-- start of Material for the task --

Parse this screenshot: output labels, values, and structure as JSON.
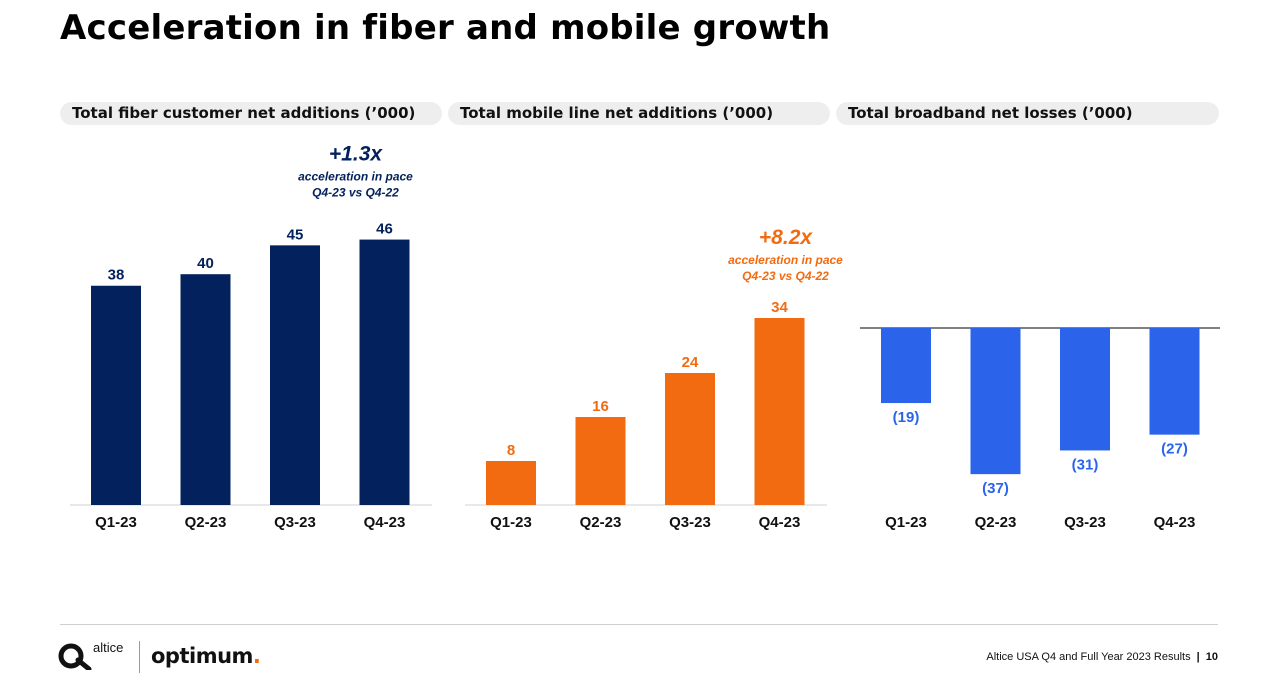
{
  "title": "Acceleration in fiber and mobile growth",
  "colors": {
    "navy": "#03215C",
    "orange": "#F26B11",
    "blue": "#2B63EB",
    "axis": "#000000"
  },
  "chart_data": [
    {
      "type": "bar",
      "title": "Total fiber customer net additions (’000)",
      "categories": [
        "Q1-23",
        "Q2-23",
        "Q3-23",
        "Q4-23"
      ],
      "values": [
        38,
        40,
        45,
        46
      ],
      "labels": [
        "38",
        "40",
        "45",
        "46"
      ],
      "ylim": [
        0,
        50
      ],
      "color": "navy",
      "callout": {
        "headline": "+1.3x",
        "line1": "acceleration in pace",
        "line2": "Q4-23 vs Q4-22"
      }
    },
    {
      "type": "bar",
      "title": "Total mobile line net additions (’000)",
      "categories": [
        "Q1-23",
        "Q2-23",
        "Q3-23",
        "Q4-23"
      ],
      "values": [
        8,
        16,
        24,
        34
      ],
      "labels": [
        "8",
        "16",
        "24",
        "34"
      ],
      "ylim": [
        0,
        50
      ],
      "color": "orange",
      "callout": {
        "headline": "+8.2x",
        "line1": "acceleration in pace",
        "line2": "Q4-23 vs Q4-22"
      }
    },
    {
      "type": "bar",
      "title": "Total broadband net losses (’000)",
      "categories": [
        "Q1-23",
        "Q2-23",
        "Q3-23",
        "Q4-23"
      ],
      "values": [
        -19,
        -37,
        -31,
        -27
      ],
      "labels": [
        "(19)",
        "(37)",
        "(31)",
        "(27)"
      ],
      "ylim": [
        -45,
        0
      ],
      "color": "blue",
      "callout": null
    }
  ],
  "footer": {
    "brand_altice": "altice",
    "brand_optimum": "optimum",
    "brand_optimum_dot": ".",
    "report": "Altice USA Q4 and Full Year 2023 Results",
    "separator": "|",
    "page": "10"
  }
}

-- end of Material for the task --
-- start of Material for the task --

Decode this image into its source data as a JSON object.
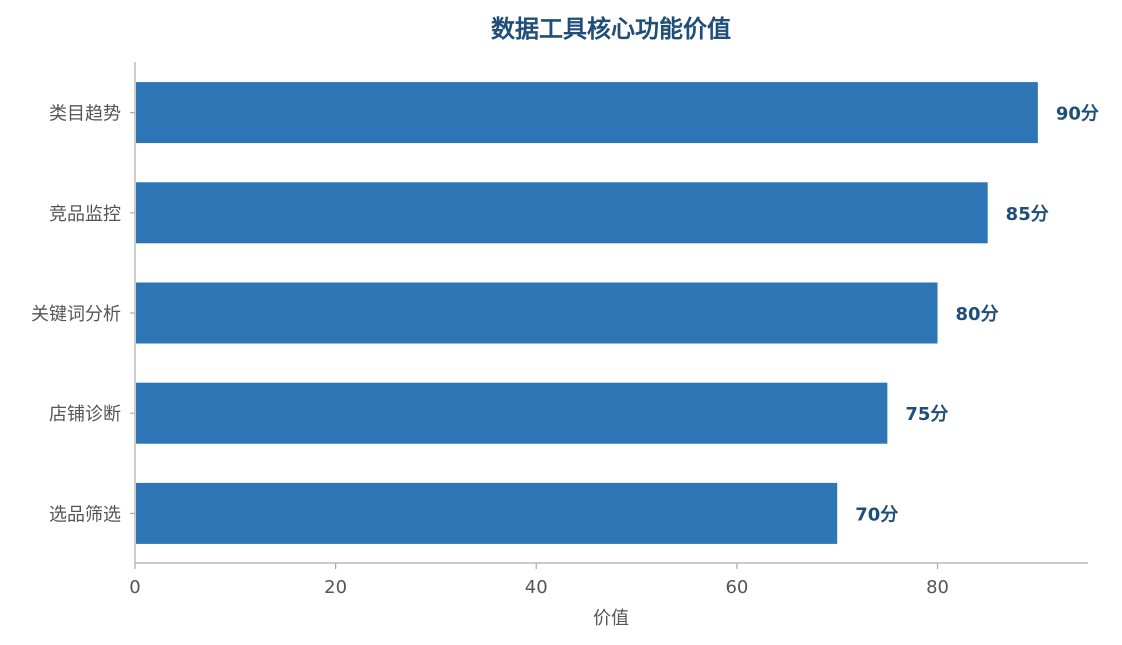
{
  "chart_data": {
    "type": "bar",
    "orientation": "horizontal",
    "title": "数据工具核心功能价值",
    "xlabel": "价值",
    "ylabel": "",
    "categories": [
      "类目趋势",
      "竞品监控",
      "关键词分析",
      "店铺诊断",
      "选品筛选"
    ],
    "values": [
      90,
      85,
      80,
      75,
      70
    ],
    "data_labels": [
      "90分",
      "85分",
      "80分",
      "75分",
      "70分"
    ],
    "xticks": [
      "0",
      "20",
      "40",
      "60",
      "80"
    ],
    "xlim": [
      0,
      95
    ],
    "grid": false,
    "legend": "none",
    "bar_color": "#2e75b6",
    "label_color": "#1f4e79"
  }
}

-- end of Material for the task --

Given request | Identify lines with the string "this". Copy each one.

Exercise solution |
Parse this screenshot: output labels, values, and structure as JSON.
Decode this image into its source data as a JSON object.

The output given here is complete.